##### Information supplied
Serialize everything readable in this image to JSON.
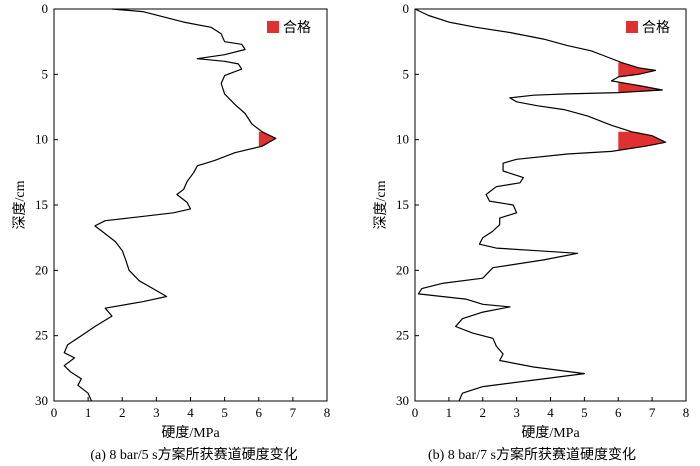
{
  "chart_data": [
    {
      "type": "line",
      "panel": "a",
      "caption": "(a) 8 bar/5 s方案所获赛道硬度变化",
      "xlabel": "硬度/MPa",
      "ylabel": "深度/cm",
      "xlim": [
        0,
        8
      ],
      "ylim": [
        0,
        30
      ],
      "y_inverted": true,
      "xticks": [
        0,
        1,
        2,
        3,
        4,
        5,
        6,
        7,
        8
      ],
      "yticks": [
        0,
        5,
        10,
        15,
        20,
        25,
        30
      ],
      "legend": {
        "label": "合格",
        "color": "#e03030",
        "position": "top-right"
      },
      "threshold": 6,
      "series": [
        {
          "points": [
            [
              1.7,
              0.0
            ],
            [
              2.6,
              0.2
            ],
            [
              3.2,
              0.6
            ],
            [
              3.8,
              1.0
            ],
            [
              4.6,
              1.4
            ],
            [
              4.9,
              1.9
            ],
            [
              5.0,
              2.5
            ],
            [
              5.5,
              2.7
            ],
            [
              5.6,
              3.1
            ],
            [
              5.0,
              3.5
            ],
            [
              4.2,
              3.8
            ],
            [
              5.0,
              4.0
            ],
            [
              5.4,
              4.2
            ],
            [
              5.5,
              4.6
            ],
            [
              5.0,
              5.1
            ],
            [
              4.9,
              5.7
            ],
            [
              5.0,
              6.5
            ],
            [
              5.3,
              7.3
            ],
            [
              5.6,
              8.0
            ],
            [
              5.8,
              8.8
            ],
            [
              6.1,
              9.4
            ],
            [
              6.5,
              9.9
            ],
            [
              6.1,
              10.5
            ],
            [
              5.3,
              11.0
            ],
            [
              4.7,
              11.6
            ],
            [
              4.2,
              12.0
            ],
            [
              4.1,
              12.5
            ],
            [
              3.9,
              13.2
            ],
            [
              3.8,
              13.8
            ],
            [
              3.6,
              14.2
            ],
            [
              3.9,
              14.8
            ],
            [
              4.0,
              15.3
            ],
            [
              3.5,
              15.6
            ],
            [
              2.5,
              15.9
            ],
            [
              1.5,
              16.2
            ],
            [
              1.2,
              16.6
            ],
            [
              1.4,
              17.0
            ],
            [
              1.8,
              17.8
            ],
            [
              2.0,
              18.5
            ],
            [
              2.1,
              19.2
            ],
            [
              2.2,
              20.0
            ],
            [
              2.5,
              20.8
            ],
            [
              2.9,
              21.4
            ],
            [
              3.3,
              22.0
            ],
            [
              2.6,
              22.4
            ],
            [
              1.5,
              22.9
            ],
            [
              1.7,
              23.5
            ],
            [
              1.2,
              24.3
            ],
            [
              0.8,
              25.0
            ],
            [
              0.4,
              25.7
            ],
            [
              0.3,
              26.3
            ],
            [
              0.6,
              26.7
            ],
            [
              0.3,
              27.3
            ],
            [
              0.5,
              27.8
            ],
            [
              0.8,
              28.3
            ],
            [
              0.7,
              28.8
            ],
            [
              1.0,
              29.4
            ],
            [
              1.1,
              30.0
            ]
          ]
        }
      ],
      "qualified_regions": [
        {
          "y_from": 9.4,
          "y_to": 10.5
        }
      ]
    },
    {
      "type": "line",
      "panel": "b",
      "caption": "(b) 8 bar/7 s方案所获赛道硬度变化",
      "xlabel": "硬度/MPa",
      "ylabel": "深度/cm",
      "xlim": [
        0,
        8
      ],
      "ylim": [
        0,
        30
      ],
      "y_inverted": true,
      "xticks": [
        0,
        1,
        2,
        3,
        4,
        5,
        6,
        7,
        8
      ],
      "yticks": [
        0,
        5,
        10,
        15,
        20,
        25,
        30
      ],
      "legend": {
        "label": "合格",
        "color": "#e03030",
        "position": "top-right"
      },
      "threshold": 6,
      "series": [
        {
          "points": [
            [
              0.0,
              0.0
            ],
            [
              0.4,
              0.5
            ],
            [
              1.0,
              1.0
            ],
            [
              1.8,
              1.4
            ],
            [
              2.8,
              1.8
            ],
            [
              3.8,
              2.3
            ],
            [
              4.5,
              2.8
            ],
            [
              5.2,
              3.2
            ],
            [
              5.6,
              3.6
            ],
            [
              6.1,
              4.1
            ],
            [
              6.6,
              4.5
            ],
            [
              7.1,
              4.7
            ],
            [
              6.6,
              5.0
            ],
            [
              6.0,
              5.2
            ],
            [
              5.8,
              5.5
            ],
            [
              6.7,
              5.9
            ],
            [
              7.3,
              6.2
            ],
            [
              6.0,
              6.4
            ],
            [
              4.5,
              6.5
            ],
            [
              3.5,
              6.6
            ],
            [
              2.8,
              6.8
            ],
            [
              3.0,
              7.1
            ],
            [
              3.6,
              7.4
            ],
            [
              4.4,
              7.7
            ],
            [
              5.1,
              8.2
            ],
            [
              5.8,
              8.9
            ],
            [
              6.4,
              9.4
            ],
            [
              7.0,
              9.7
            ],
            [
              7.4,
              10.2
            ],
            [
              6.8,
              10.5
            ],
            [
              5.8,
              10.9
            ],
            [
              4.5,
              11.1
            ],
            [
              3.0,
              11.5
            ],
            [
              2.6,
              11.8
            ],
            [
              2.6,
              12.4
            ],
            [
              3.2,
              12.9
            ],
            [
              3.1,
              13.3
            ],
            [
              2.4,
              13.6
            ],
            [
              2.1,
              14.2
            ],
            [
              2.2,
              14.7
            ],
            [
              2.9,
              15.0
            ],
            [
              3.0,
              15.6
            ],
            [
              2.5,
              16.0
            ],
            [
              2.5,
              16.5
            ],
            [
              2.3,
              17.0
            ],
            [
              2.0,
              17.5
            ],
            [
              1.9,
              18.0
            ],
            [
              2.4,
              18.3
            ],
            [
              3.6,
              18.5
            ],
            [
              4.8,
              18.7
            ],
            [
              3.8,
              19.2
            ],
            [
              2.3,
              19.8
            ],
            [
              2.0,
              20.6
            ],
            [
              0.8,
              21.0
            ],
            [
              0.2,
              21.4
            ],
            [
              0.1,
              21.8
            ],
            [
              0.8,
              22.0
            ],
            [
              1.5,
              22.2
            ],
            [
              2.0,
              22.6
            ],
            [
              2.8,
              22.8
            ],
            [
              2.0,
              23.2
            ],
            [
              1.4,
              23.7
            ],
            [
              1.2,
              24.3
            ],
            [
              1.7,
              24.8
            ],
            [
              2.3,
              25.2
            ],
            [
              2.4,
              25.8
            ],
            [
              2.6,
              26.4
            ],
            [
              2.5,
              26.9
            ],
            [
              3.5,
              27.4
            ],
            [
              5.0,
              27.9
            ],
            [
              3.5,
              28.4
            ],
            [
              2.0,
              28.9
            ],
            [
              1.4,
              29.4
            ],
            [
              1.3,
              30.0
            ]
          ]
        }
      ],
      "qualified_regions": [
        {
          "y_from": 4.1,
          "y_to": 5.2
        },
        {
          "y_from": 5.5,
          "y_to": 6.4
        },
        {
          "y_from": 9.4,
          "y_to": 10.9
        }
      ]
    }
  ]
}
##########
##### Information supplied
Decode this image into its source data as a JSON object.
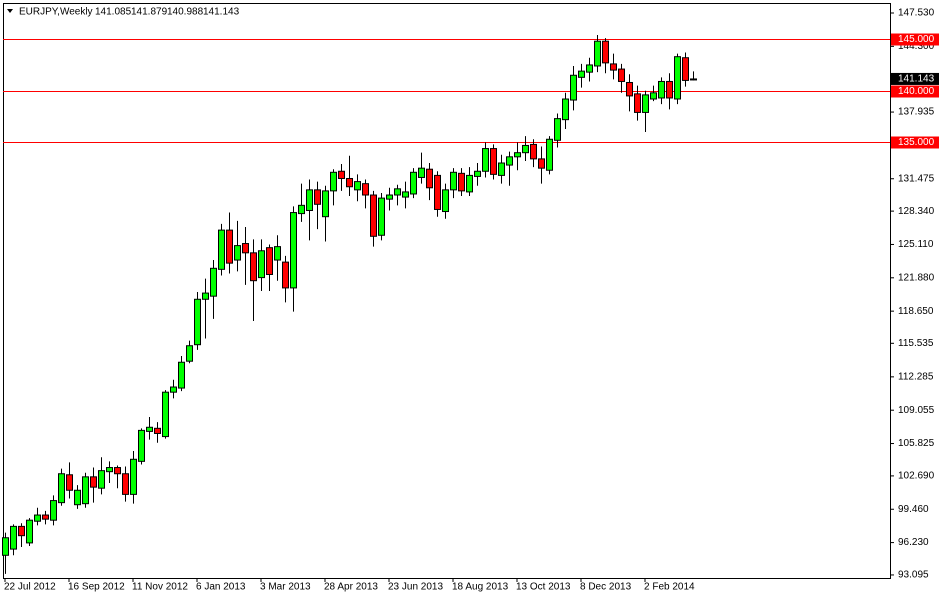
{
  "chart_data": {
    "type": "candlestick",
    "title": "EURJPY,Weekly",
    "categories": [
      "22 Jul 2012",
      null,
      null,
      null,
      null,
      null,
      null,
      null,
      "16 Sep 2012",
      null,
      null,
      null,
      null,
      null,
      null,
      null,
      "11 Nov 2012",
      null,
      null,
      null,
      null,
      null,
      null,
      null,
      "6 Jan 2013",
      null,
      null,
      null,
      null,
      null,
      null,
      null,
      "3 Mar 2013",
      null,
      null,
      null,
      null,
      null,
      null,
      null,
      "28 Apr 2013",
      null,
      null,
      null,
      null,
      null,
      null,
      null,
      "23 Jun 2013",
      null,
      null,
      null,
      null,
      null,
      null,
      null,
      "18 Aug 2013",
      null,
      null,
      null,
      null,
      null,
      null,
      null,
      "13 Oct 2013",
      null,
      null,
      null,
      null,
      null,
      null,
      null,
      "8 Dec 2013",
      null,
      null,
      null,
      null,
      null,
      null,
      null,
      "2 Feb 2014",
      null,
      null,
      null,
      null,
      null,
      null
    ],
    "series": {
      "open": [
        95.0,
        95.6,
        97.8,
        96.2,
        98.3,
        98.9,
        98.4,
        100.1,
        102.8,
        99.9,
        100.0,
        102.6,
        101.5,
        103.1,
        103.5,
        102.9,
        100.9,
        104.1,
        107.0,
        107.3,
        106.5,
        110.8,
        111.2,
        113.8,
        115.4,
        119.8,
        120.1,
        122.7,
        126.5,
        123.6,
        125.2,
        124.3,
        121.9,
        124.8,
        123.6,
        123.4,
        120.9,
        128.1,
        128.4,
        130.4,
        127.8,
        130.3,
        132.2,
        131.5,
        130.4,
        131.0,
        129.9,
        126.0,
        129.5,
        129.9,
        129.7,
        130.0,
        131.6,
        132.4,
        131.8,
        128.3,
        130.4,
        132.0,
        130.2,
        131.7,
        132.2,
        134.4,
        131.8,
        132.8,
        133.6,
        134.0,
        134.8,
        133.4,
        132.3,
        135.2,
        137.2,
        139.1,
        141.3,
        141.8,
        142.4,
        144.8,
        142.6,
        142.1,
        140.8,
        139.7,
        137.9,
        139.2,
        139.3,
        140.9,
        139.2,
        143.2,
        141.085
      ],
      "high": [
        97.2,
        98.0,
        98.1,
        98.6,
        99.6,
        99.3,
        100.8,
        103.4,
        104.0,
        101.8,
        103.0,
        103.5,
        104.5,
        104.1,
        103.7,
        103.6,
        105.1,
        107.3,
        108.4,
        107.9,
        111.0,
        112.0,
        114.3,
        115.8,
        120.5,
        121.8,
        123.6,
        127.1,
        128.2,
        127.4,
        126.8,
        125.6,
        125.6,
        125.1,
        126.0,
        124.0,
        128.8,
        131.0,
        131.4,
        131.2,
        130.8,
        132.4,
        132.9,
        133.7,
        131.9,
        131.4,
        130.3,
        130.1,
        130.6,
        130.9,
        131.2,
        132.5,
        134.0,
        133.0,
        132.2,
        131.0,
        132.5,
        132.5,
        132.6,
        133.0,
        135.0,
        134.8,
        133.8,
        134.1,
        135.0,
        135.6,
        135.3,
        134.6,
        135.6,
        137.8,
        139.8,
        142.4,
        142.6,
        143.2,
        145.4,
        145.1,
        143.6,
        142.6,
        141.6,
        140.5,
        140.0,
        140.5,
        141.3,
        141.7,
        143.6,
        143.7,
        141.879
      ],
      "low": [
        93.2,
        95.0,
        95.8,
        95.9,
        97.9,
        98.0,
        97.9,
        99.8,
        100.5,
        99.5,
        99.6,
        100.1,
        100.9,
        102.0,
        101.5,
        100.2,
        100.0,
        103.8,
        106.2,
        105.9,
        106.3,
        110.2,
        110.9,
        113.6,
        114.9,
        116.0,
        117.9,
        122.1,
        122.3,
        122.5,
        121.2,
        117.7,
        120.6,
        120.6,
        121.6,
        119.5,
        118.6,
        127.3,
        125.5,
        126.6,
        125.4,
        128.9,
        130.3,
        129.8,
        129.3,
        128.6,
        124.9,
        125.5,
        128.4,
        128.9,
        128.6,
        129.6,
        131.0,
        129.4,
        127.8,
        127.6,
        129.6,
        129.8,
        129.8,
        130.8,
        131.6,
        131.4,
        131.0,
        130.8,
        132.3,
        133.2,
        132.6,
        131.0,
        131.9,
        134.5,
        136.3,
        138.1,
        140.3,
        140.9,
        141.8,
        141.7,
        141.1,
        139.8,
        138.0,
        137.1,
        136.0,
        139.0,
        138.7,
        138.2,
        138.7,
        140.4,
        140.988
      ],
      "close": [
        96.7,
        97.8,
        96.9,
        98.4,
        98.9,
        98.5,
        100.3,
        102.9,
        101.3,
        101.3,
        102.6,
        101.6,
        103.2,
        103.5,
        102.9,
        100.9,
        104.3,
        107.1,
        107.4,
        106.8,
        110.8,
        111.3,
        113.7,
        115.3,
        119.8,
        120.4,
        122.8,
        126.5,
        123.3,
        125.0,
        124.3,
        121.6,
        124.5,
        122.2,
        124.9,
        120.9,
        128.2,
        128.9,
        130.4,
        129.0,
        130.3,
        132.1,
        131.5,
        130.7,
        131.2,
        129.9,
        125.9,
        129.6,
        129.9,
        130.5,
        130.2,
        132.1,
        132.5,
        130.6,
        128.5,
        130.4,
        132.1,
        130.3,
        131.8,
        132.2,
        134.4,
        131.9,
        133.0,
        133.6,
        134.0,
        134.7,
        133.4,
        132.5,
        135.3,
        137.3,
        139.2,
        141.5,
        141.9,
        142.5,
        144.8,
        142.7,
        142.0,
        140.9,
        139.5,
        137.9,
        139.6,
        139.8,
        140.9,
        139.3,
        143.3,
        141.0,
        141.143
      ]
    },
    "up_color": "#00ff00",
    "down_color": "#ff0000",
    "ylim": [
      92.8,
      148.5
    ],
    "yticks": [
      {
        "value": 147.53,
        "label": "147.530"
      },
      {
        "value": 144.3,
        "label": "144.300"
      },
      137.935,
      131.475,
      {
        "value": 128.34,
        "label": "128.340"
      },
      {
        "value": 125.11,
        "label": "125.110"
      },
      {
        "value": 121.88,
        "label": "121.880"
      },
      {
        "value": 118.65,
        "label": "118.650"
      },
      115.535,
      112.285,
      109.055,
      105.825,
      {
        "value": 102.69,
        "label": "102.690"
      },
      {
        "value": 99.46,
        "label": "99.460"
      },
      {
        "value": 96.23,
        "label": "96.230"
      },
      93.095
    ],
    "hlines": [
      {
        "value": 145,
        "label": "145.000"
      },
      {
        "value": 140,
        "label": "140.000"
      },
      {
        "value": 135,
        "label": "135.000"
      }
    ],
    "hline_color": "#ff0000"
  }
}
##########
Count every line in the data that contains the word "caption", then give that count and nothing else.

* [Right answer]:
2